**What the task requires**
Reproduce the data from its start through the line containing "option-label: True (103, 660, 139, 681)", changing "question-text" to "prompt-text" and leaving everything else untouched.
-- Start Stored data --
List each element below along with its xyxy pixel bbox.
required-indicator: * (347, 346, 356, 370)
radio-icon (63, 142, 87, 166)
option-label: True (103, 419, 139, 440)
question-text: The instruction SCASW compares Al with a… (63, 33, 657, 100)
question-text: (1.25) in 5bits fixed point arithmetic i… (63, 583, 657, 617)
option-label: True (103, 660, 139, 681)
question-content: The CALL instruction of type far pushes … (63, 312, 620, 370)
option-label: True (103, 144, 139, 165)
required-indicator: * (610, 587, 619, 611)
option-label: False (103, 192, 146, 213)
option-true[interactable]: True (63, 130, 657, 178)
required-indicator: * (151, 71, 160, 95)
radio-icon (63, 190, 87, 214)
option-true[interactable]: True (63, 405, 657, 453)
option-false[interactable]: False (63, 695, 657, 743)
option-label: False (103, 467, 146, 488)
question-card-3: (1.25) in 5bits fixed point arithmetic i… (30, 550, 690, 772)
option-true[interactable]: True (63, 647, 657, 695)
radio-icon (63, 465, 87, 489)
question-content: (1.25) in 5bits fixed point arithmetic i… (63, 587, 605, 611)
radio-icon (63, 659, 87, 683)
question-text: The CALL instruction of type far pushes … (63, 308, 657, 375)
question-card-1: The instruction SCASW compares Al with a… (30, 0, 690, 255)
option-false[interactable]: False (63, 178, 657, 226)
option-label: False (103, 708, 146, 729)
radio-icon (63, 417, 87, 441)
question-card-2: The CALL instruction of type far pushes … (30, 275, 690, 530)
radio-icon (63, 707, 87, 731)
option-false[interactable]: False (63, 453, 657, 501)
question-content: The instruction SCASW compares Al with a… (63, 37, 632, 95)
-- End Stored data --
**Correct response**
List each element below along with its xyxy pixel bbox.
required-indicator: * (347, 346, 356, 370)
radio-icon (63, 142, 87, 166)
option-label: True (103, 419, 139, 440)
prompt-text: The instruction SCASW compares Al with a… (63, 33, 657, 100)
prompt-text: (1.25) in 5bits fixed point arithmetic i… (63, 583, 657, 617)
option-label: True (103, 660, 139, 681)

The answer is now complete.